▶ **Stated task**: Look for "more" in the listing below. Gather each line that contains it.

▶ **Data to use**:
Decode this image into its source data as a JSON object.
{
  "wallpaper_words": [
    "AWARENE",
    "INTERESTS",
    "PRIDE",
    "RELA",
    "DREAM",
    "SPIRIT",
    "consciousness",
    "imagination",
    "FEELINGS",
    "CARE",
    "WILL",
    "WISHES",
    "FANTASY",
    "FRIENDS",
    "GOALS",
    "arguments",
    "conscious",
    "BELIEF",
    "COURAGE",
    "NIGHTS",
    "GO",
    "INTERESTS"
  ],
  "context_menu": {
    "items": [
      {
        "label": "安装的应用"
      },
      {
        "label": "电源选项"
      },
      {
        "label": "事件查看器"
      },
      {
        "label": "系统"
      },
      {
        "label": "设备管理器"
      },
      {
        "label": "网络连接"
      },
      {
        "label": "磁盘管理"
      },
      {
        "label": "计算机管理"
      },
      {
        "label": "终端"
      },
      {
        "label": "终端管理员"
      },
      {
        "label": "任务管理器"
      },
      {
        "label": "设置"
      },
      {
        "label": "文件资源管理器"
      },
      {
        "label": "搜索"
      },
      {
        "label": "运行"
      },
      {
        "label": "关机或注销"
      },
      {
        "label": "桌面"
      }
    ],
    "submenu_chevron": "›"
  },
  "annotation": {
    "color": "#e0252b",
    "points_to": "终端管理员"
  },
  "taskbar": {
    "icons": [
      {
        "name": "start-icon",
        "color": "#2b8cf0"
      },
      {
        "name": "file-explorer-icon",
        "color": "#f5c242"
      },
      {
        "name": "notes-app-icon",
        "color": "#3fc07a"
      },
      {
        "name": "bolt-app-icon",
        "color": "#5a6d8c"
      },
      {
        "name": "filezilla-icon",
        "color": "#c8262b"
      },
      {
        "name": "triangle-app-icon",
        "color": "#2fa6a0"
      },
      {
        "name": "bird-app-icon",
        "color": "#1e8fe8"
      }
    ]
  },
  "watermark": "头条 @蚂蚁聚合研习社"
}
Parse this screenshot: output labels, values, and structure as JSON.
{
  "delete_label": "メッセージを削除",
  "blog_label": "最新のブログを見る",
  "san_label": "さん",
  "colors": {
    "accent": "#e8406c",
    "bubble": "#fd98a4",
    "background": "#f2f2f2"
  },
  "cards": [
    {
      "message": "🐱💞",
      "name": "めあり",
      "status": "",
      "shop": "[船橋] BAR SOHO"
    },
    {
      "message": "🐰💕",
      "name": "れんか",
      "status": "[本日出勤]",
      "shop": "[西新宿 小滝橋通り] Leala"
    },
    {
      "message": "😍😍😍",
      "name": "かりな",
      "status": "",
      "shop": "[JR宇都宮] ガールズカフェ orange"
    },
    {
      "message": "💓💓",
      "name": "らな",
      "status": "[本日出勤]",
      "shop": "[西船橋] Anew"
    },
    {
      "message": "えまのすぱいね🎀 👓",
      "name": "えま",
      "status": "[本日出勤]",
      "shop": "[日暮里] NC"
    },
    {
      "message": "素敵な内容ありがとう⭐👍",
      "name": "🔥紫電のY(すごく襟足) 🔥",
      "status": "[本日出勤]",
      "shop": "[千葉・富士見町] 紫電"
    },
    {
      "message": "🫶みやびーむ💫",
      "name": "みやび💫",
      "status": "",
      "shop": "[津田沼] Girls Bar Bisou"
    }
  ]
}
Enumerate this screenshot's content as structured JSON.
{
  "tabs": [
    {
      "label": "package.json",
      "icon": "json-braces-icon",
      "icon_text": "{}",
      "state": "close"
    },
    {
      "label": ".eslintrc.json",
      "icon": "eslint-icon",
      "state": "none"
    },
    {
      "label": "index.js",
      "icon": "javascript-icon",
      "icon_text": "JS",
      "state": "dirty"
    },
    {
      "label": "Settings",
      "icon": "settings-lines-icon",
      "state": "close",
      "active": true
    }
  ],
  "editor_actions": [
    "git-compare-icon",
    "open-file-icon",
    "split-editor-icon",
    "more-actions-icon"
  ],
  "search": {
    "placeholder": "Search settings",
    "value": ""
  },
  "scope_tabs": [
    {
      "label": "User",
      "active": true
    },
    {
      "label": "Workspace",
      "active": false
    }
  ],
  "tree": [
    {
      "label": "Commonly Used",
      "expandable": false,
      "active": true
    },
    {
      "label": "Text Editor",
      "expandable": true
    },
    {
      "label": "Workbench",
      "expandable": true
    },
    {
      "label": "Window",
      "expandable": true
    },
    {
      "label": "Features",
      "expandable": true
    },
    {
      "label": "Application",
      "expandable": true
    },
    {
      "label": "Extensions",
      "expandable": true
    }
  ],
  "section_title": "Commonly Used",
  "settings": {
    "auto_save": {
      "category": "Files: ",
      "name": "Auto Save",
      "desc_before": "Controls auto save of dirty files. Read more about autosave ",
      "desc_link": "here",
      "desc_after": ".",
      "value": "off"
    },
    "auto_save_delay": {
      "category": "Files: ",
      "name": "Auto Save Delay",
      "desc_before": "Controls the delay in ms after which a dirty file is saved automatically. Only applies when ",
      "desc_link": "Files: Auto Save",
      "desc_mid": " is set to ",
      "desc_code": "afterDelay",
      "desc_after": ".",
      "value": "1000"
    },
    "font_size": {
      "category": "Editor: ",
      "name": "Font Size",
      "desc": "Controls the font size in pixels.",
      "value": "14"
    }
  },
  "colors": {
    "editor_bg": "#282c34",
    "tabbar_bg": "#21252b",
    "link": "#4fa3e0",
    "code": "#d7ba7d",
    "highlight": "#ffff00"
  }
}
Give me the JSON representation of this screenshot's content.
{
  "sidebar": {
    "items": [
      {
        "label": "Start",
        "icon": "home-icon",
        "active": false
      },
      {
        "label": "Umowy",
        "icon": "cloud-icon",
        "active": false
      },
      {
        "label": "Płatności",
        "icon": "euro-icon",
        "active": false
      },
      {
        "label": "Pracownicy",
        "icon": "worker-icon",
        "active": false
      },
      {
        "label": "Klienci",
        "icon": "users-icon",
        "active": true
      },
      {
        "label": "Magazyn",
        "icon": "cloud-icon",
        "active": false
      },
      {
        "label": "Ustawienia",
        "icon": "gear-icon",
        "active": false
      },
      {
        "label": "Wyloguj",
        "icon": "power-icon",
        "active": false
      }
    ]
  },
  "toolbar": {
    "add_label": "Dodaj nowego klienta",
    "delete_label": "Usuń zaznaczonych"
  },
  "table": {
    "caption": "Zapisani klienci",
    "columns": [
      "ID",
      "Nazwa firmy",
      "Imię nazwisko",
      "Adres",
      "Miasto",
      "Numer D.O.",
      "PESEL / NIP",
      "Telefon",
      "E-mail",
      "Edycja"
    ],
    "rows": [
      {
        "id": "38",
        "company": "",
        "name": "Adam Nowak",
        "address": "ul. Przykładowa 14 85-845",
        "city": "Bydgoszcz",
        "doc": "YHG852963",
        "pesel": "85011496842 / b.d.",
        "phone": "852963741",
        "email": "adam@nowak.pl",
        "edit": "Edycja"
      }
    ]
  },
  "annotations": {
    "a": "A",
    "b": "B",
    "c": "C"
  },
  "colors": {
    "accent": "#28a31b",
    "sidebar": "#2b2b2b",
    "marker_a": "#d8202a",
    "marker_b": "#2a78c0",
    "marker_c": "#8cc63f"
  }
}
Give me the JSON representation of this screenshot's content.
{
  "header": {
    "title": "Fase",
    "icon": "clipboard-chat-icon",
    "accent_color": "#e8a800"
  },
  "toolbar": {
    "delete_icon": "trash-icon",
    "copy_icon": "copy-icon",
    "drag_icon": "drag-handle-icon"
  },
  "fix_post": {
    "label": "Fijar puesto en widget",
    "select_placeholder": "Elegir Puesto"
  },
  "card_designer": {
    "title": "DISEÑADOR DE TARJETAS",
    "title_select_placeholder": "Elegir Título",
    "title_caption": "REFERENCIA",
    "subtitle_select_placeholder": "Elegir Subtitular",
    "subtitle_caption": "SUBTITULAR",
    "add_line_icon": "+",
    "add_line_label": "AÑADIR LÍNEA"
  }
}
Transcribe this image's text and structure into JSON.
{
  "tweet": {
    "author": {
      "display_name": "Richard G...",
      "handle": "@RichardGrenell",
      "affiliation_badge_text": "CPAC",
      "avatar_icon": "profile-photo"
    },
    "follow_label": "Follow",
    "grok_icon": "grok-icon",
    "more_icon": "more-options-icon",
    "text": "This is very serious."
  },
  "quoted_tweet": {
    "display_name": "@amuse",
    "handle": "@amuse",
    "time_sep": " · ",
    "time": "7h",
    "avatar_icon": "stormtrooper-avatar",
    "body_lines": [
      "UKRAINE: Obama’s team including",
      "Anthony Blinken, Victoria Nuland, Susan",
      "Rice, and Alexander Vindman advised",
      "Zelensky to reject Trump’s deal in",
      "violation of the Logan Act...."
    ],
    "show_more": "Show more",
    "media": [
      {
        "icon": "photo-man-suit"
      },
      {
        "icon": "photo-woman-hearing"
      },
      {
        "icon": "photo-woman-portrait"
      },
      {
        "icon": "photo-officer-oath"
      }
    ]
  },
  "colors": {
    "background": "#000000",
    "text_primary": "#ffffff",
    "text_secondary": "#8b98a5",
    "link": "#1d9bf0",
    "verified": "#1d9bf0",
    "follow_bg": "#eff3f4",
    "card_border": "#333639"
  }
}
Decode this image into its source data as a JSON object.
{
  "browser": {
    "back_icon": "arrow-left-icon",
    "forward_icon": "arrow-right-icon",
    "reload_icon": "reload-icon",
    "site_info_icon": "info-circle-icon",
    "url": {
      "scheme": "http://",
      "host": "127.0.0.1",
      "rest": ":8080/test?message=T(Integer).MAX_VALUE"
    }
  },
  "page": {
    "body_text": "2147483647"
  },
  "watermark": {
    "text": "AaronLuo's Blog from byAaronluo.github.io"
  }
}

▶ **Task response**:
    "more-actions-icon"
      "desc_before": "Controls auto save of dirty files. Read more about autosave ",
    "more_icon": "more-options-icon",
    "show_more": "Show more",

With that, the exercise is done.